• [AIM]:
Only a number is wanted: how many lines in these records contain the word "АСДНР"?

--

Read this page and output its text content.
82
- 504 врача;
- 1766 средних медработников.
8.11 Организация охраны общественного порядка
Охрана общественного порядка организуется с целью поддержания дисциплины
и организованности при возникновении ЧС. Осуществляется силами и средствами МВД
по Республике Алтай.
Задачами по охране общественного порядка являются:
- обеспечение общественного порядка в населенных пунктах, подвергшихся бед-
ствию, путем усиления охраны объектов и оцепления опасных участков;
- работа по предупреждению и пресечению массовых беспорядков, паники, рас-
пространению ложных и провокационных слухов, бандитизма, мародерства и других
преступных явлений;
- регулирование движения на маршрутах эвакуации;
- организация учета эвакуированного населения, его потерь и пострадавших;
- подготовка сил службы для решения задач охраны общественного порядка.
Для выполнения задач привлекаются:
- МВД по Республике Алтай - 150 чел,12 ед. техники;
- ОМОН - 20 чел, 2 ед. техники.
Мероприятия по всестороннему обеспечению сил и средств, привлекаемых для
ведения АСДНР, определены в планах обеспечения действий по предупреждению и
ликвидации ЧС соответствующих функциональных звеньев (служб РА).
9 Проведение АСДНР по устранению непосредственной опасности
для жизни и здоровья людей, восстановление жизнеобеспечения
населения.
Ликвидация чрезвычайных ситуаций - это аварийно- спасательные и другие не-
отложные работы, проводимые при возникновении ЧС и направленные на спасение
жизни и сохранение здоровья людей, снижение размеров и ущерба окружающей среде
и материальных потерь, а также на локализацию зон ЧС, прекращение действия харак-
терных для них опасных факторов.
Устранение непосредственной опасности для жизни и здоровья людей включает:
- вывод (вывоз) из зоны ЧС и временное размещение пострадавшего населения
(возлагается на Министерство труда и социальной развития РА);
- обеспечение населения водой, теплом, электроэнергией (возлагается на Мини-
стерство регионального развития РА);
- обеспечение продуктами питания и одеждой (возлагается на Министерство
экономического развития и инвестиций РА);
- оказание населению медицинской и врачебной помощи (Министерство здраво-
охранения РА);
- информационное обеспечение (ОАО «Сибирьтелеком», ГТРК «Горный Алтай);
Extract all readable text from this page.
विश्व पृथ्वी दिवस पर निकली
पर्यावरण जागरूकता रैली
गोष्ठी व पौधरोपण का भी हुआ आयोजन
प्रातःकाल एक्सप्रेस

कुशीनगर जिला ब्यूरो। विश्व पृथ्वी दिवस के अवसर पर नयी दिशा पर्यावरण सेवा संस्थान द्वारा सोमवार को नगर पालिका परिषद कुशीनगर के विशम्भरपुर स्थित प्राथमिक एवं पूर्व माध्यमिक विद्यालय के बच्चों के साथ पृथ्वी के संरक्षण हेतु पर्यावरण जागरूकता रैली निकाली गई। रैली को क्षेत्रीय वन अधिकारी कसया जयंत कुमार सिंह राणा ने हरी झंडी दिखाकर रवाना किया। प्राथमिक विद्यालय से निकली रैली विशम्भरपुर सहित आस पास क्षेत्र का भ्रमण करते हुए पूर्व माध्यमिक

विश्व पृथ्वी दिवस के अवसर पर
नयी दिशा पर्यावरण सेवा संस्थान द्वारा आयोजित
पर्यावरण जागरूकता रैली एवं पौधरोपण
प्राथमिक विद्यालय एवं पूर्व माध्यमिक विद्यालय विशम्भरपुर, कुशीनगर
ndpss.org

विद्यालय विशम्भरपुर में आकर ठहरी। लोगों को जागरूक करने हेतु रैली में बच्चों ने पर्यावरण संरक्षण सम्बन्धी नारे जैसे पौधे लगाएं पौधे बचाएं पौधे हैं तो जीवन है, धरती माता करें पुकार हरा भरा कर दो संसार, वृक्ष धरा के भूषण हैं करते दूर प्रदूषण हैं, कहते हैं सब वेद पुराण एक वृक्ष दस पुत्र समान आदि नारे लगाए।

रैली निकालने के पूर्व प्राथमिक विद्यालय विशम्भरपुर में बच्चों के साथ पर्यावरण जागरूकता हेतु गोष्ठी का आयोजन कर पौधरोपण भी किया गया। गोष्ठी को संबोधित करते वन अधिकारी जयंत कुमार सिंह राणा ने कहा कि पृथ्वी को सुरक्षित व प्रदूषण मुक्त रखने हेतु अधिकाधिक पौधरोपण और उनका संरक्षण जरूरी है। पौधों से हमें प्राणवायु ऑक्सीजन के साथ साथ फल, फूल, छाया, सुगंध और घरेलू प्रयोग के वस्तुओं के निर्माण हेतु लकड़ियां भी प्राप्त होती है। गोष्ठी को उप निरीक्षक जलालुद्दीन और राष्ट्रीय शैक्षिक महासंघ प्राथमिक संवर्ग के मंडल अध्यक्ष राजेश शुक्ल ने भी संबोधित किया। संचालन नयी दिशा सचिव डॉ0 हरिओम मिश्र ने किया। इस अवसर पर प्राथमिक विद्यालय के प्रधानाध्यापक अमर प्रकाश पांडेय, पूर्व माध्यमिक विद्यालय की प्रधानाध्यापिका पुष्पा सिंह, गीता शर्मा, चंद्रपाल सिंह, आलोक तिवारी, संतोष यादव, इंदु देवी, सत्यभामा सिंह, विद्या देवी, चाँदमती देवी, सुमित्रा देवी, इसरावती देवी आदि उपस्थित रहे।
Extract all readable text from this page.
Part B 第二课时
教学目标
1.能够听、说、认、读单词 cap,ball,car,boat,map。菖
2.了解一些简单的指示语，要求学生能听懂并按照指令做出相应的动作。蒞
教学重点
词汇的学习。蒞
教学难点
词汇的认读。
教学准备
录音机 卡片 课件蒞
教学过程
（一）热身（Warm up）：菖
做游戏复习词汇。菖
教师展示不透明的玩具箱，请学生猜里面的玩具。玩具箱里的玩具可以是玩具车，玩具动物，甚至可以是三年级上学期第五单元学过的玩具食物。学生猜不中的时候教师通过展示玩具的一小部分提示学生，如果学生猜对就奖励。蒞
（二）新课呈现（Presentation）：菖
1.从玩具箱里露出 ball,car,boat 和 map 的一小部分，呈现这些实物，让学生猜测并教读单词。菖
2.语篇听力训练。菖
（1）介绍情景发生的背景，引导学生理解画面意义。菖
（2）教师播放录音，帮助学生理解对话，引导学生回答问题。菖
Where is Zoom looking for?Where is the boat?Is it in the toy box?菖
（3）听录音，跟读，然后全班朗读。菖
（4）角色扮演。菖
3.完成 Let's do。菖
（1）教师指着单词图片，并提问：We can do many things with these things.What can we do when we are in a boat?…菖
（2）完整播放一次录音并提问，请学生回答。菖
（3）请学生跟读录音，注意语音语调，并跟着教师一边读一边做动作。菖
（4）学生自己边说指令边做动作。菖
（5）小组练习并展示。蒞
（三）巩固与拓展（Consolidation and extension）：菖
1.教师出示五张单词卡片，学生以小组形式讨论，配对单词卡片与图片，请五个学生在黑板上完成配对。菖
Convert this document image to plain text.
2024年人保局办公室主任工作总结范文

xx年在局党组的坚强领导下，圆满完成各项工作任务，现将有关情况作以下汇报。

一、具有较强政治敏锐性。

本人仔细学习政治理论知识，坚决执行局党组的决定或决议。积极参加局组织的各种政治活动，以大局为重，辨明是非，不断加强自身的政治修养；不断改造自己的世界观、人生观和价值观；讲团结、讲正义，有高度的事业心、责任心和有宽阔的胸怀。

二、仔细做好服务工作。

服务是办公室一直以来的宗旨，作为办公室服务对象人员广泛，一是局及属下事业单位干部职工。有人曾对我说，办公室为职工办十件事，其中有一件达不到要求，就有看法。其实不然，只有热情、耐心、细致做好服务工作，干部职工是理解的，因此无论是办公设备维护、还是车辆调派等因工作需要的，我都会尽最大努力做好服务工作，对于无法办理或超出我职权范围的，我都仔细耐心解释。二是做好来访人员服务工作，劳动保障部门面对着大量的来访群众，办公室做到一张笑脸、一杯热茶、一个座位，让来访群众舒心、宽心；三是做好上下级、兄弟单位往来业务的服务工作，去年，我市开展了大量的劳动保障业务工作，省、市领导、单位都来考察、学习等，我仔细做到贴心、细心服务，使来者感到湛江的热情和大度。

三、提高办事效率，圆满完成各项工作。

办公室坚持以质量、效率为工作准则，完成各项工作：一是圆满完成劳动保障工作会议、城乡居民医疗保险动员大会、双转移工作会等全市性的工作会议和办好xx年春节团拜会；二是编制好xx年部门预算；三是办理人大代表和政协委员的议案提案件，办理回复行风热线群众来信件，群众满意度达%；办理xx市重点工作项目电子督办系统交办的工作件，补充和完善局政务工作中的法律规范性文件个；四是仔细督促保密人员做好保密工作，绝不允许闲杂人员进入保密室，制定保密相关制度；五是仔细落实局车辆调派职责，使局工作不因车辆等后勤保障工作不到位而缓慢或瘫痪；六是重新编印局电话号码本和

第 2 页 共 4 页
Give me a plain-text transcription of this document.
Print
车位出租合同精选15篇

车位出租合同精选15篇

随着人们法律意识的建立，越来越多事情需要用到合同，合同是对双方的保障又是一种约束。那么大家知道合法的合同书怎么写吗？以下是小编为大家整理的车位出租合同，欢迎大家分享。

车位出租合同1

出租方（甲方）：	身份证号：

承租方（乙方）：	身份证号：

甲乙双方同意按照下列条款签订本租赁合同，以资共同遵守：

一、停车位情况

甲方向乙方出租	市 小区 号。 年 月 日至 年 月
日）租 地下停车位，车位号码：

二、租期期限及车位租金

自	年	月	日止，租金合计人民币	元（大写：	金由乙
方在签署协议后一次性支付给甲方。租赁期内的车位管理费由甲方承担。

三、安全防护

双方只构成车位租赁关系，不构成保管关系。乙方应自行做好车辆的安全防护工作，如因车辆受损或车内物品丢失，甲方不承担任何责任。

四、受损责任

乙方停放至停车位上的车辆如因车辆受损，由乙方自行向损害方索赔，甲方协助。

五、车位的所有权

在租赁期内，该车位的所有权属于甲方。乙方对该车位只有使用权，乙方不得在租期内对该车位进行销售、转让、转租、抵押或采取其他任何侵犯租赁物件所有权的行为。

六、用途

--

• [TASK OUTPUT]:
2